[start of Exercise data]

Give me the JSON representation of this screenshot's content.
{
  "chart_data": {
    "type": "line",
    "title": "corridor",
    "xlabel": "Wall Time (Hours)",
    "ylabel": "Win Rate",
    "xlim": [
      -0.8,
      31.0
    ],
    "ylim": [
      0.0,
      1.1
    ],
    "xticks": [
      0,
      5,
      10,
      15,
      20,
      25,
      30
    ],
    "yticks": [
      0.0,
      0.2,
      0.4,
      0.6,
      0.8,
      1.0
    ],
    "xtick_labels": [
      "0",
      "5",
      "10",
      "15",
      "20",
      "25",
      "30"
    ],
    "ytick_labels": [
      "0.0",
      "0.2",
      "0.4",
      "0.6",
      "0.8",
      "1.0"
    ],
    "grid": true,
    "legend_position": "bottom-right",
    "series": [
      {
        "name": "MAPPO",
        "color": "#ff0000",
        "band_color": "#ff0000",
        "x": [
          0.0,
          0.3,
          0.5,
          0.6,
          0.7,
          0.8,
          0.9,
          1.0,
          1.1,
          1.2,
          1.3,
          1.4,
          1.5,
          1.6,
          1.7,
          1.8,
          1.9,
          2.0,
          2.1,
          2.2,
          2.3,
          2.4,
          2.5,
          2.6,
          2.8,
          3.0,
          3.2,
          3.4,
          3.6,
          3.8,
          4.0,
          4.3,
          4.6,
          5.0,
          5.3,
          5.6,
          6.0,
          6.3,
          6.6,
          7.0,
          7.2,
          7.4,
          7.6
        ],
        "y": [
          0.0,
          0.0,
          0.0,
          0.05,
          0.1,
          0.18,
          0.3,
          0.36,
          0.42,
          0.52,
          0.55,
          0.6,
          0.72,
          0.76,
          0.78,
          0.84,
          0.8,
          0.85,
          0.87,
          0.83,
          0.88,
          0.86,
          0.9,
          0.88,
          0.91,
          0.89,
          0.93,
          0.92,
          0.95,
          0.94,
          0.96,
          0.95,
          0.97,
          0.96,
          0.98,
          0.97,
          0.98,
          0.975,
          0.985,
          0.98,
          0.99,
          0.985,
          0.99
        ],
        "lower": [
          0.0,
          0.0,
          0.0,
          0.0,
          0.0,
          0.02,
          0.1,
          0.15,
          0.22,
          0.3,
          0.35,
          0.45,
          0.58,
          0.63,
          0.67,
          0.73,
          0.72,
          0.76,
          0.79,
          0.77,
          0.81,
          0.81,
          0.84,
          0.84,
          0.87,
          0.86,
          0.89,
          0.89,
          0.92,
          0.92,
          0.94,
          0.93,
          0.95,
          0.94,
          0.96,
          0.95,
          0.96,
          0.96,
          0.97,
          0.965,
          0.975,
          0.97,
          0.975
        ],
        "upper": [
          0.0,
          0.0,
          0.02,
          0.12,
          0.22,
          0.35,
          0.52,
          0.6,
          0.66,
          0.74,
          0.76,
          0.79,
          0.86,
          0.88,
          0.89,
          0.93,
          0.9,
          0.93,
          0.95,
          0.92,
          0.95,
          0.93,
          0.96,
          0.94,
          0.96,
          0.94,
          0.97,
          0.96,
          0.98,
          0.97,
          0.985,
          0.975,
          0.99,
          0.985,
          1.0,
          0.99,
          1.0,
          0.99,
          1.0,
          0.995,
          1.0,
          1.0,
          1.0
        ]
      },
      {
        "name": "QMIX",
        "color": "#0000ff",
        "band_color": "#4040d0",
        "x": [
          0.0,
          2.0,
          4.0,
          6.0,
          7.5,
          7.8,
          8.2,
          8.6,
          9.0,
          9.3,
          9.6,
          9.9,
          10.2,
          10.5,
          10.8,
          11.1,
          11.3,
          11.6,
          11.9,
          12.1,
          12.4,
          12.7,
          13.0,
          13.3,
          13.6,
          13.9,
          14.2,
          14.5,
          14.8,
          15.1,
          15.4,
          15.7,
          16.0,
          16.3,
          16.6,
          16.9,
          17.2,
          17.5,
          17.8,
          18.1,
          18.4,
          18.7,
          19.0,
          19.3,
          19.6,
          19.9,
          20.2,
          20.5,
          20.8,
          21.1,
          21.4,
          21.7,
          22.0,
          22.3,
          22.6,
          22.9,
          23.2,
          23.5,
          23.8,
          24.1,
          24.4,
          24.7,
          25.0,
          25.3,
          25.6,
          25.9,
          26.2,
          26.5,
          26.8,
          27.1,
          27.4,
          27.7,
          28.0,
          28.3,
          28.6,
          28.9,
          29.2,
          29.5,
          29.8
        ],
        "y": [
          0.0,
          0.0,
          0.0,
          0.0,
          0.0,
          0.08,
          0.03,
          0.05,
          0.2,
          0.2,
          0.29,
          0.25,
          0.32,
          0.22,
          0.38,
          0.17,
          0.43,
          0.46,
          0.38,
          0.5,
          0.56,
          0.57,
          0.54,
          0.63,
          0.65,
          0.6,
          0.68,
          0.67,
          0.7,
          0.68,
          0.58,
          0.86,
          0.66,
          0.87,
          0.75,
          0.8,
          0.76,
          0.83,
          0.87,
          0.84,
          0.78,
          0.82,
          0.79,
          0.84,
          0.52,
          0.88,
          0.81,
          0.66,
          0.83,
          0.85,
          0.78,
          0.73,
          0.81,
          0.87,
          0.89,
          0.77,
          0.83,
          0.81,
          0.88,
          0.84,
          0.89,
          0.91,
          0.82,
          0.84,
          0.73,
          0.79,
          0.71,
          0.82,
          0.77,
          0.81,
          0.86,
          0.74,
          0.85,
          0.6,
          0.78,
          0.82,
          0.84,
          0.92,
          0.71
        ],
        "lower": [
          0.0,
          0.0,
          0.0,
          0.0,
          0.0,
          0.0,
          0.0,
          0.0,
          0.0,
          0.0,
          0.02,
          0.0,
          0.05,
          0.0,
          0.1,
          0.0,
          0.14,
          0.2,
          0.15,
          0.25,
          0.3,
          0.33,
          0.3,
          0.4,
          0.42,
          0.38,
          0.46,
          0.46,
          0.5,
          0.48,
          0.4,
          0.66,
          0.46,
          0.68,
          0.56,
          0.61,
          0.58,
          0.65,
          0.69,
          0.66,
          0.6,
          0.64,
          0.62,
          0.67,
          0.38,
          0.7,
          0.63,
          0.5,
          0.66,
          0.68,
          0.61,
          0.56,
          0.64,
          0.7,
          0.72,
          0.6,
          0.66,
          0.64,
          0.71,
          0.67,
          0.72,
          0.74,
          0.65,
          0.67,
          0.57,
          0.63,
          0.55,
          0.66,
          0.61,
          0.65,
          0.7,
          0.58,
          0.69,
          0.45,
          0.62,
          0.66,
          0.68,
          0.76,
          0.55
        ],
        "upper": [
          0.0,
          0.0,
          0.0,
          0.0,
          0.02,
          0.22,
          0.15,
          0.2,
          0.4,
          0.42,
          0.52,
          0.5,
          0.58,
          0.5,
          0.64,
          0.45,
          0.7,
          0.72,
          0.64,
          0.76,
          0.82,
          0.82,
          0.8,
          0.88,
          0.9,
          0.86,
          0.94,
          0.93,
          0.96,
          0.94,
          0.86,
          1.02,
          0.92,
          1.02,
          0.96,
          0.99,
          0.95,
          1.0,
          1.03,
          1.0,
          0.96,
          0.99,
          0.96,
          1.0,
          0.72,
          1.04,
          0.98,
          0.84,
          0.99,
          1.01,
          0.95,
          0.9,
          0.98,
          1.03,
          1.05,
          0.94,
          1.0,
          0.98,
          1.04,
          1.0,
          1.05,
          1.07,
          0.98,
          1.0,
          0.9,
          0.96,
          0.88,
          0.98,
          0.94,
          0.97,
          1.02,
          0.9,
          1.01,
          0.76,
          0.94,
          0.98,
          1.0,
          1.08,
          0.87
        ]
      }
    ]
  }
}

[end of Exercise data]

Exercise goal
Copy the material above verbatim.

Result
Give me the JSON representation of this screenshot's content.
{
  "chart_data": {
    "type": "line",
    "title": "corridor",
    "xlabel": "Wall Time (Hours)",
    "ylabel": "Win Rate",
    "xlim": [
      -0.8,
      31.0
    ],
    "ylim": [
      0.0,
      1.1
    ],
    "xticks": [
      0,
      5,
      10,
      15,
      20,
      25,
      30
    ],
    "yticks": [
      0.0,
      0.2,
      0.4,
      0.6,
      0.8,
      1.0
    ],
    "xtick_labels": [
      "0",
      "5",
      "10",
      "15",
      "20",
      "25",
      "30"
    ],
    "ytick_labels": [
      "0.0",
      "0.2",
      "0.4",
      "0.6",
      "0.8",
      "1.0"
    ],
    "grid": true,
    "legend_position": "bottom-right",
    "series": [
      {
        "name": "MAPPO",
        "color": "#ff0000",
        "band_color": "#ff0000",
        "x": [
          0.0,
          0.3,
          0.5,
          0.6,
          0.7,
          0.8,
          0.9,
          1.0,
          1.1,
          1.2,
          1.3,
          1.4,
          1.5,
          1.6,
          1.7,
          1.8,
          1.9,
          2.0,
          2.1,
          2.2,
          2.3,
          2.4,
          2.5,
          2.6,
          2.8,
          3.0,
          3.2,
          3.4,
          3.6,
          3.8,
          4.0,
          4.3,
          4.6,
          5.0,
          5.3,
          5.6,
          6.0,
          6.3,
          6.6,
          7.0,
          7.2,
          7.4,
          7.6
        ],
        "y": [
          0.0,
          0.0,
          0.0,
          0.05,
          0.1,
          0.18,
          0.3,
          0.36,
          0.42,
          0.52,
          0.55,
          0.6,
          0.72,
          0.76,
          0.78,
          0.84,
          0.8,
          0.85,
          0.87,
          0.83,
          0.88,
          0.86,
          0.9,
          0.88,
          0.91,
          0.89,
          0.93,
          0.92,
          0.95,
          0.94,
          0.96,
          0.95,
          0.97,
          0.96,
          0.98,
          0.97,
          0.98,
          0.975,
          0.985,
          0.98,
          0.99,
          0.985,
          0.99
        ],
        "lower": [
          0.0,
          0.0,
          0.0,
          0.0,
          0.0,
          0.02,
          0.1,
          0.15,
          0.22,
          0.3,
          0.35,
          0.45,
          0.58,
          0.63,
          0.67,
          0.73,
          0.72,
          0.76,
          0.79,
          0.77,
          0.81,
          0.81,
          0.84,
          0.84,
          0.87,
          0.86,
          0.89,
          0.89,
          0.92,
          0.92,
          0.94,
          0.93,
          0.95,
          0.94,
          0.96,
          0.95,
          0.96,
          0.96,
          0.97,
          0.965,
          0.975,
          0.97,
          0.975
        ],
        "upper": [
          0.0,
          0.0,
          0.02,
          0.12,
          0.22,
          0.35,
          0.52,
          0.6,
          0.66,
          0.74,
          0.76,
          0.79,
          0.86,
          0.88,
          0.89,
          0.93,
          0.9,
          0.93,
          0.95,
          0.92,
          0.95,
          0.93,
          0.96,
          0.94,
          0.96,
          0.94,
          0.97,
          0.96,
          0.98,
          0.97,
          0.985,
          0.975,
          0.99,
          0.985,
          1.0,
          0.99,
          1.0,
          0.99,
          1.0,
          0.995,
          1.0,
          1.0,
          1.0
        ]
      },
      {
        "name": "QMIX",
        "color": "#0000ff",
        "band_color": "#4040d0",
        "x": [
          0.0,
          2.0,
          4.0,
          6.0,
          7.5,
          7.8,
          8.2,
          8.6,
          9.0,
          9.3,
          9.6,
          9.9,
          10.2,
          10.5,
          10.8,
          11.1,
          11.3,
          11.6,
          11.9,
          12.1,
          12.4,
          12.7,
          13.0,
          13.3,
          13.6,
          13.9,
          14.2,
          14.5,
          14.8,
          15.1,
          15.4,
          15.7,
          16.0,
          16.3,
          16.6,
          16.9,
          17.2,
          17.5,
          17.8,
          18.1,
          18.4,
          18.7,
          19.0,
          19.3,
          19.6,
          19.9,
          20.2,
          20.5,
          20.8,
          21.1,
          21.4,
          21.7,
          22.0,
          22.3,
          22.6,
          22.9,
          23.2,
          23.5,
          23.8,
          24.1,
          24.4,
          24.7,
          25.0,
          25.3,
          25.6,
          25.9,
          26.2,
          26.5,
          26.8,
          27.1,
          27.4,
          27.7,
          28.0,
          28.3,
          28.6,
          28.9,
          29.2,
          29.5,
          29.8
        ],
        "y": [
          0.0,
          0.0,
          0.0,
          0.0,
          0.0,
          0.08,
          0.03,
          0.05,
          0.2,
          0.2,
          0.29,
          0.25,
          0.32,
          0.22,
          0.38,
          0.17,
          0.43,
          0.46,
          0.38,
          0.5,
          0.56,
          0.57,
          0.54,
          0.63,
          0.65,
          0.6,
          0.68,
          0.67,
          0.7,
          0.68,
          0.58,
          0.86,
          0.66,
          0.87,
          0.75,
          0.8,
          0.76,
          0.83,
          0.87,
          0.84,
          0.78,
          0.82,
          0.79,
          0.84,
          0.52,
          0.88,
          0.81,
          0.66,
          0.83,
          0.85,
          0.78,
          0.73,
          0.81,
          0.87,
          0.89,
          0.77,
          0.83,
          0.81,
          0.88,
          0.84,
          0.89,
          0.91,
          0.82,
          0.84,
          0.73,
          0.79,
          0.71,
          0.82,
          0.77,
          0.81,
          0.86,
          0.74,
          0.85,
          0.6,
          0.78,
          0.82,
          0.84,
          0.92,
          0.71
        ],
        "lower": [
          0.0,
          0.0,
          0.0,
          0.0,
          0.0,
          0.0,
          0.0,
          0.0,
          0.0,
          0.0,
          0.02,
          0.0,
          0.05,
          0.0,
          0.1,
          0.0,
          0.14,
          0.2,
          0.15,
          0.25,
          0.3,
          0.33,
          0.3,
          0.4,
          0.42,
          0.38,
          0.46,
          0.46,
          0.5,
          0.48,
          0.4,
          0.66,
          0.46,
          0.68,
          0.56,
          0.61,
          0.58,
          0.65,
          0.69,
          0.66,
          0.6,
          0.64,
          0.62,
          0.67,
          0.38,
          0.7,
          0.63,
          0.5,
          0.66,
          0.68,
          0.61,
          0.56,
          0.64,
          0.7,
          0.72,
          0.6,
          0.66,
          0.64,
          0.71,
          0.67,
          0.72,
          0.74,
          0.65,
          0.67,
          0.57,
          0.63,
          0.55,
          0.66,
          0.61,
          0.65,
          0.7,
          0.58,
          0.69,
          0.45,
          0.62,
          0.66,
          0.68,
          0.76,
          0.55
        ],
        "upper": [
          0.0,
          0.0,
          0.0,
          0.0,
          0.02,
          0.22,
          0.15,
          0.2,
          0.4,
          0.42,
          0.52,
          0.5,
          0.58,
          0.5,
          0.64,
          0.45,
          0.7,
          0.72,
          0.64,
          0.76,
          0.82,
          0.82,
          0.8,
          0.88,
          0.9,
          0.86,
          0.94,
          0.93,
          0.96,
          0.94,
          0.86,
          1.02,
          0.92,
          1.02,
          0.96,
          0.99,
          0.95,
          1.0,
          1.03,
          1.0,
          0.96,
          0.99,
          0.96,
          1.0,
          0.72,
          1.04,
          0.98,
          0.84,
          0.99,
          1.01,
          0.95,
          0.9,
          0.98,
          1.03,
          1.05,
          0.94,
          1.0,
          0.98,
          1.04,
          1.0,
          1.05,
          1.07,
          0.98,
          1.0,
          0.9,
          0.96,
          0.88,
          0.98,
          0.94,
          0.97,
          1.02,
          0.9,
          1.01,
          0.76,
          0.94,
          0.98,
          1.0,
          1.08,
          0.87
        ]
      }
    ]
  }
}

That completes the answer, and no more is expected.